Everything from the line that contains "Decode this image" through the last line of the listing must be copied exactly, with both of those lines included and no others.

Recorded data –
################

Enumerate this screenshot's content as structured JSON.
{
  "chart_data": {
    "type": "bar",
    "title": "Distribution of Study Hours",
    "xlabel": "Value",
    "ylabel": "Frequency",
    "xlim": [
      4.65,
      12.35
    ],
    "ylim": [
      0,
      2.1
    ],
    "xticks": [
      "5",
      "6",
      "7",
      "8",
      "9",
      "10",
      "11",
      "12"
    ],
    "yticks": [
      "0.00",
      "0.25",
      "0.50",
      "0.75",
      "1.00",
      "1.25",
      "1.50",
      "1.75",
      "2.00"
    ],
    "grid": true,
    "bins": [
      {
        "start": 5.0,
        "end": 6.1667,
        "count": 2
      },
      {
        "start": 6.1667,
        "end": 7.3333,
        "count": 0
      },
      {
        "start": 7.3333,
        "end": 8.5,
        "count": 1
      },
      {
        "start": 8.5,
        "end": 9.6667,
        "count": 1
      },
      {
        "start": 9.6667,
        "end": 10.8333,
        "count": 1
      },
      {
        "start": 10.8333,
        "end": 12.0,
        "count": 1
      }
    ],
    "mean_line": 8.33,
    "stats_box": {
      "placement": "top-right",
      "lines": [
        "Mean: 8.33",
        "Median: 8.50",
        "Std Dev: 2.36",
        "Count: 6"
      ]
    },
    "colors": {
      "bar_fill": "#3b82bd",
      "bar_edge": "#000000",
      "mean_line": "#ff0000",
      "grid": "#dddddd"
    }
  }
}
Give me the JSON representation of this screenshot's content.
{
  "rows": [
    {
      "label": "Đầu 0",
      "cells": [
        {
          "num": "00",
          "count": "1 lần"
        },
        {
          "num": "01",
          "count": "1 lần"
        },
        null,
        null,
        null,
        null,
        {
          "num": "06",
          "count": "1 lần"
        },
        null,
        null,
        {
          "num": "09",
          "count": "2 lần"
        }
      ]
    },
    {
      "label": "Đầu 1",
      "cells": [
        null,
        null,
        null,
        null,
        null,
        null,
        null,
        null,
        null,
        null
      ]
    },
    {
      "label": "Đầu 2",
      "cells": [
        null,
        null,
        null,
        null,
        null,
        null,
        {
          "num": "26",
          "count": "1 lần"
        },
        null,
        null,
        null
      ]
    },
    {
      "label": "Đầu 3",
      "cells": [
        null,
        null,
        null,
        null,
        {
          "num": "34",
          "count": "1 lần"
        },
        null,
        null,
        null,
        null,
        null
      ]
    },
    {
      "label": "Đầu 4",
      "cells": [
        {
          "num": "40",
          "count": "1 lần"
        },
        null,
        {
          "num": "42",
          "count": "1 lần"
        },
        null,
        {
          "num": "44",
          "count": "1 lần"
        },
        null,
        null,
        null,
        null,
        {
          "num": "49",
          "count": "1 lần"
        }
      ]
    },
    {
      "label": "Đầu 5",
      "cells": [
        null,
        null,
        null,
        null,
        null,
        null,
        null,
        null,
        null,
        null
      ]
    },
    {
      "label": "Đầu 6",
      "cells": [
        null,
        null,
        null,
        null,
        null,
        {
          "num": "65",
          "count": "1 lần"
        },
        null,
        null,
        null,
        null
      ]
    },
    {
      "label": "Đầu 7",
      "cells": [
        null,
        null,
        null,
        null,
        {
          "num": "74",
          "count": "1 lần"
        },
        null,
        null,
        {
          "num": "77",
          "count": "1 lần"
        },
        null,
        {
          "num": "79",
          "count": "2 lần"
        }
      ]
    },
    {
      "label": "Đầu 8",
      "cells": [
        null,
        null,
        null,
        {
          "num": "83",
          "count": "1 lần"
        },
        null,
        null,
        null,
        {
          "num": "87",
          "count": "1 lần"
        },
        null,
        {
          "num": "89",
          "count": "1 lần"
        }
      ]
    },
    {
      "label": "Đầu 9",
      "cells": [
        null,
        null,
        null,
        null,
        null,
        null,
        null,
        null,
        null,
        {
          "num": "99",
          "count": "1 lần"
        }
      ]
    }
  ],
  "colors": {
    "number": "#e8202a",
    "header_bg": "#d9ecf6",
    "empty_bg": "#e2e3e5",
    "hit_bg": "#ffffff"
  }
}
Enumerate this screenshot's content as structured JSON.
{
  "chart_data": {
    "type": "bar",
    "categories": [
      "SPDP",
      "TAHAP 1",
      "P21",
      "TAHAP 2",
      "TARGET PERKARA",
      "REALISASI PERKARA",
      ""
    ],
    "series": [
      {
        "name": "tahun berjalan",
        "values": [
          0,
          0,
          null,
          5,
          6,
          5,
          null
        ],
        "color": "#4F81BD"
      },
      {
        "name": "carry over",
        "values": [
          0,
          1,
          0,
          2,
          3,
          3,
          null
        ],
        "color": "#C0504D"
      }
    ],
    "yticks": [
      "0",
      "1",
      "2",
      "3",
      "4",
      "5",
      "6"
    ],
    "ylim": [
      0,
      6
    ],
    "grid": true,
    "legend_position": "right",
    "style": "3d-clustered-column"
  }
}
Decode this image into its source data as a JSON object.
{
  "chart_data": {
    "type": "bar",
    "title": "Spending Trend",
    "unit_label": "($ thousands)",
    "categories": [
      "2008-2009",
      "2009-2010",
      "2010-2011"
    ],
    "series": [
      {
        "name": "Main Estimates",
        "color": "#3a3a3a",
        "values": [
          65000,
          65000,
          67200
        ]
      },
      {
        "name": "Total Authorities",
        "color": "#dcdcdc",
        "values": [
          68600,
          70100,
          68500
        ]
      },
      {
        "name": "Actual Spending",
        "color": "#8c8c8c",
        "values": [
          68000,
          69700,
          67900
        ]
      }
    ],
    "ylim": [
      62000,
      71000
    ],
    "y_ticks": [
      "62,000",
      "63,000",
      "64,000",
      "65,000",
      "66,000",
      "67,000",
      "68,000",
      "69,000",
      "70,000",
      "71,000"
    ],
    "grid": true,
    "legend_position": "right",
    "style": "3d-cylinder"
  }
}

################

Complete output –
Decode this image into its source data as a JSON object.
{
  "chart_data": {
    "type": "bar",
    "title": "Spending Trend",
    "unit_label": "($ thousands)",
    "categories": [
      "2008-2009",
      "2009-2010",
      "2010-2011"
    ],
    "series": [
      {
        "name": "Main Estimates",
        "color": "#3a3a3a",
        "values": [
          65000,
          65000,
          67200
        ]
      },
      {
        "name": "Total Authorities",
        "color": "#dcdcdc",
        "values": [
          68600,
          70100,
          68500
        ]
      },
      {
        "name": "Actual Spending",
        "color": "#8c8c8c",
        "values": [
          68000,
          69700,
          67900
        ]
      }
    ],
    "ylim": [
      62000,
      71000
    ],
    "y_ticks": [
      "62,000",
      "63,000",
      "64,000",
      "65,000",
      "66,000",
      "67,000",
      "68,000",
      "69,000",
      "70,000",
      "71,000"
    ],
    "grid": true,
    "legend_position": "right",
    "style": "3d-cylinder"
  }
}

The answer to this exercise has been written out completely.